→ WHAT YOU SHOULD DO:
Pull out every line below holding the word "groove".

━━━ RECORDED INFORMATION

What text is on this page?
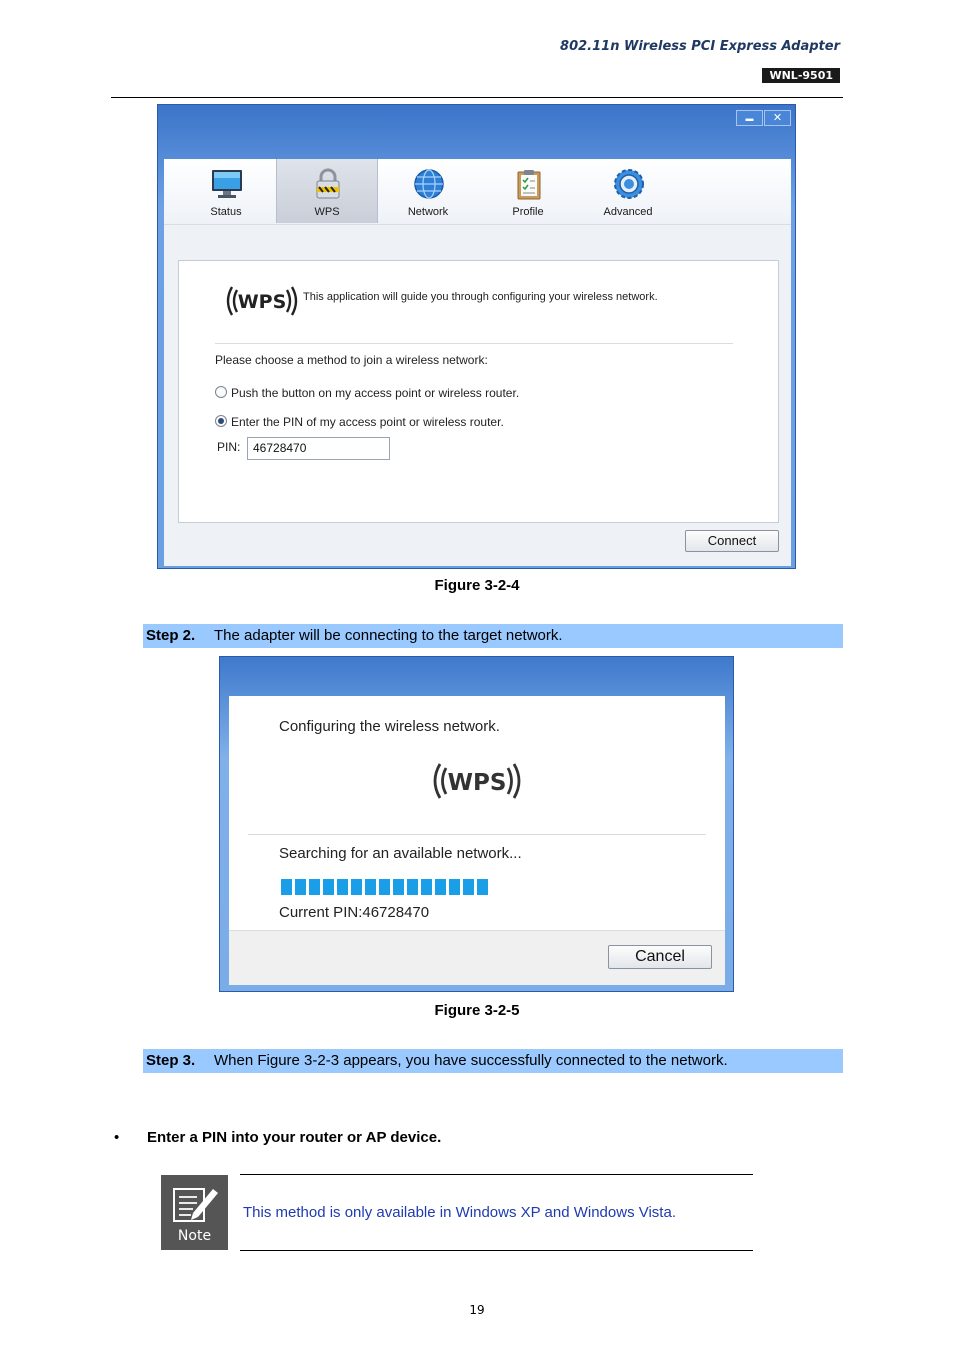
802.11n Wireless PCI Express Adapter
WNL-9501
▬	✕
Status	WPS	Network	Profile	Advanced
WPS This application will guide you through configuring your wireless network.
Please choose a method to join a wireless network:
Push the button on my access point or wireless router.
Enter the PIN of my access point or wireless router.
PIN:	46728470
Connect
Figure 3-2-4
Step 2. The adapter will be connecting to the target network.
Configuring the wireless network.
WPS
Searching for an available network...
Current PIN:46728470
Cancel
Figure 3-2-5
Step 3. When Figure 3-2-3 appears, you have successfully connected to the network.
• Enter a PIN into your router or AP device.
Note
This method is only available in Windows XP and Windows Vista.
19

━━━━━━
━━━ RECORDED INFORMATION

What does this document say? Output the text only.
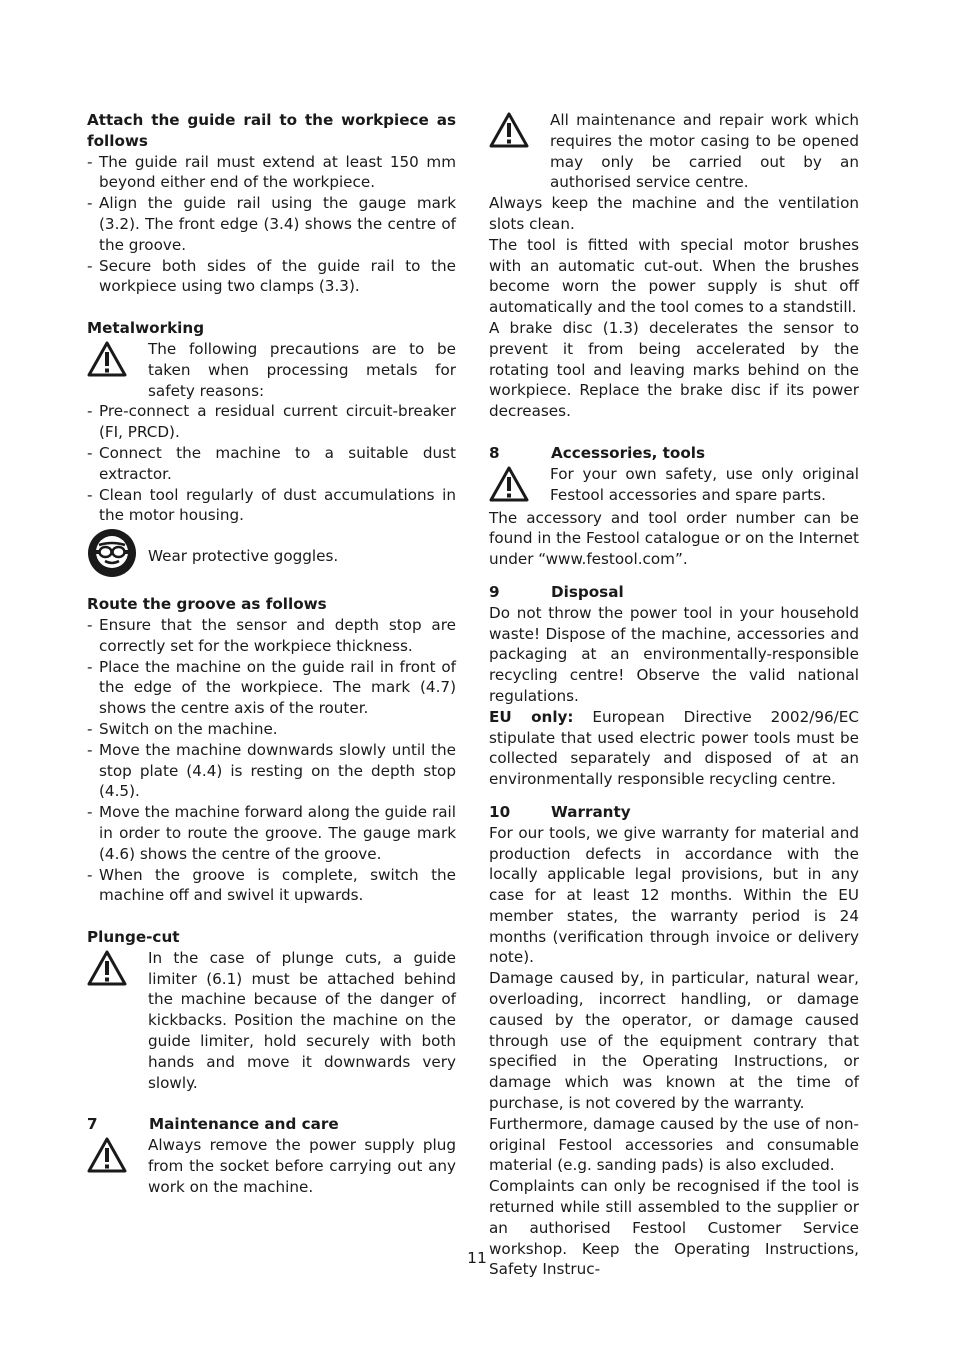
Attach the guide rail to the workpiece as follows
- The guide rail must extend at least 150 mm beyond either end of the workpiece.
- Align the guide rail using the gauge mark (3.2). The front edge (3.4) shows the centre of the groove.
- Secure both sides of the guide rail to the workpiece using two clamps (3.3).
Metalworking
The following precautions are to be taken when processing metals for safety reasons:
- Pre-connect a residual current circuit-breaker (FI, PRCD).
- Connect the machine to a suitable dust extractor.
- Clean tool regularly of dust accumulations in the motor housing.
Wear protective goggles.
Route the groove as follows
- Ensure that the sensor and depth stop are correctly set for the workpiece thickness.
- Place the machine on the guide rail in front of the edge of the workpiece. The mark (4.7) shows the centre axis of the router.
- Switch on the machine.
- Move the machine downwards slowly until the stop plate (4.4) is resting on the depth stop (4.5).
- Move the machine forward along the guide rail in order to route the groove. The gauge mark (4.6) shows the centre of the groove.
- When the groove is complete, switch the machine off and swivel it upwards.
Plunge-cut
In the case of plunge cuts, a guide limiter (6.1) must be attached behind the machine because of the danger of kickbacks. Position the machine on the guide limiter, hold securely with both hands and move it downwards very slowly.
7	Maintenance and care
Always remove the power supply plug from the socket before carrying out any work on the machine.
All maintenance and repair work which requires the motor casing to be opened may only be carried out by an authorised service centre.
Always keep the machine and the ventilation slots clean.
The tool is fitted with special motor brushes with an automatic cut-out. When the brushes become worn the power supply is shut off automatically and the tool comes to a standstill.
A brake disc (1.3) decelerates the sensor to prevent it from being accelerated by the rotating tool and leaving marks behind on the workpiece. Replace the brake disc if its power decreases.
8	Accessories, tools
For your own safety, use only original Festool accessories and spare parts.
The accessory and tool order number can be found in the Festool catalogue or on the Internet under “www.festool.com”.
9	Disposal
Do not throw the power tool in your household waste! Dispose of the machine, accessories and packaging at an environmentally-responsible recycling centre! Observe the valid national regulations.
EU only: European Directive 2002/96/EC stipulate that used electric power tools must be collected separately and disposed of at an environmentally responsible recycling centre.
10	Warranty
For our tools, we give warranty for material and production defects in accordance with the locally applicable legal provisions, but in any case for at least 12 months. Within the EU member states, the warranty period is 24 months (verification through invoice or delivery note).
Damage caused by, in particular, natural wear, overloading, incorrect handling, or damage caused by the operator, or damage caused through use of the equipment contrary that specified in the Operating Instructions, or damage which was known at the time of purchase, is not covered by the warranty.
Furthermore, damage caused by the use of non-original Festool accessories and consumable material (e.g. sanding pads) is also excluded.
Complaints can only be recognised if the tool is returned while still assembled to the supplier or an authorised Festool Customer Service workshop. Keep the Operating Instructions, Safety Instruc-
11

━━━━━━

→ WRITTEN RESPONSE:
- Align the guide rail using the gauge mark (3.2). The front edge (3.4) shows the centre of the groove.
Route the groove as follows
- Move the machine forward along the guide rail in order to route the groove. The gauge mark (4.6) shows the centre of the groove.
- When the groove is complete, switch the machine off and swivel it upwards.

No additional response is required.